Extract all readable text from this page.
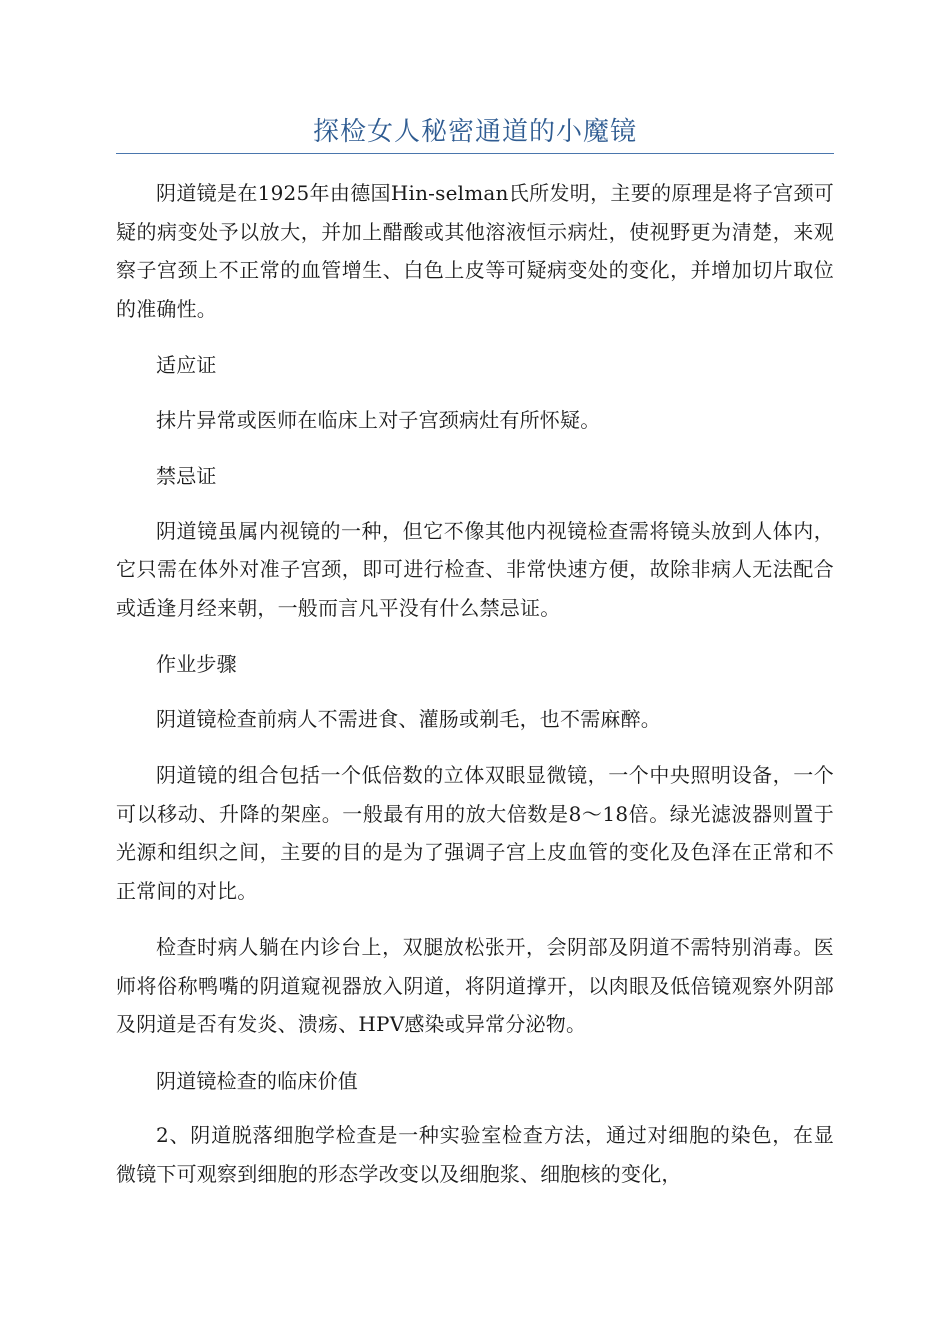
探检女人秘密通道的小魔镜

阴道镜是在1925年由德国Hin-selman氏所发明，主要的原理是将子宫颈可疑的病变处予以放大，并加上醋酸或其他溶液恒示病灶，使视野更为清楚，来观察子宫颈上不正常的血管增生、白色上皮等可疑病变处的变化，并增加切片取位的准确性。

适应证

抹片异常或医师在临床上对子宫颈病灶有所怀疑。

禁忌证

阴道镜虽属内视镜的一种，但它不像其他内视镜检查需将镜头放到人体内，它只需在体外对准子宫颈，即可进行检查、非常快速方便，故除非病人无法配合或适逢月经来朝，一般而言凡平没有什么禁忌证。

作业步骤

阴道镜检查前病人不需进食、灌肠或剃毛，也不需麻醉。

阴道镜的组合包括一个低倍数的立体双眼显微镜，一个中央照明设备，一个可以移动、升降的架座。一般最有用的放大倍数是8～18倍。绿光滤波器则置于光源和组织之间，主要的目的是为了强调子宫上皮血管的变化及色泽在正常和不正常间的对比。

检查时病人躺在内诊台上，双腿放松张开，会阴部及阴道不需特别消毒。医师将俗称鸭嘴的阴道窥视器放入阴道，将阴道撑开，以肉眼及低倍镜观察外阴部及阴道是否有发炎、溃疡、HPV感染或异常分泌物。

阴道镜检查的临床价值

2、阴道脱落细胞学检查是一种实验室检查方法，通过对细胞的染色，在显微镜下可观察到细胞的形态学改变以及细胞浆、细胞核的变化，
== == ==
Goal. Without the pictures, output the full listing exactly as it stands.

Exercise response.
Extract all readable text from this page.
探检女人秘密通道的小魔镜

阴道镜是在1925年由德国Hin-selman氏所发明，主要的原理是将子宫颈可疑的病变处予以放大，并加上醋酸或其他溶液恒示病灶，使视野更为清楚，来观察子宫颈上不正常的血管增生、白色上皮等可疑病变处的变化，并增加切片取位的准确性。

适应证

抹片异常或医师在临床上对子宫颈病灶有所怀疑。

禁忌证

阴道镜虽属内视镜的一种，但它不像其他内视镜检查需将镜头放到人体内，它只需在体外对准子宫颈，即可进行检查、非常快速方便，故除非病人无法配合或适逢月经来朝，一般而言凡平没有什么禁忌证。

作业步骤

阴道镜检查前病人不需进食、灌肠或剃毛，也不需麻醉。

阴道镜的组合包括一个低倍数的立体双眼显微镜，一个中央照明设备，一个可以移动、升降的架座。一般最有用的放大倍数是8～18倍。绿光滤波器则置于光源和组织之间，主要的目的是为了强调子宫上皮血管的变化及色泽在正常和不正常间的对比。

检查时病人躺在内诊台上，双腿放松张开，会阴部及阴道不需特别消毒。医师将俗称鸭嘴的阴道窥视器放入阴道，将阴道撑开，以肉眼及低倍镜观察外阴部及阴道是否有发炎、溃疡、HPV感染或异常分泌物。

阴道镜检查的临床价值

2、阴道脱落细胞学检查是一种实验室检查方法，通过对细胞的染色，在显微镜下可观察到细胞的形态学改变以及细胞浆、细胞核的变化，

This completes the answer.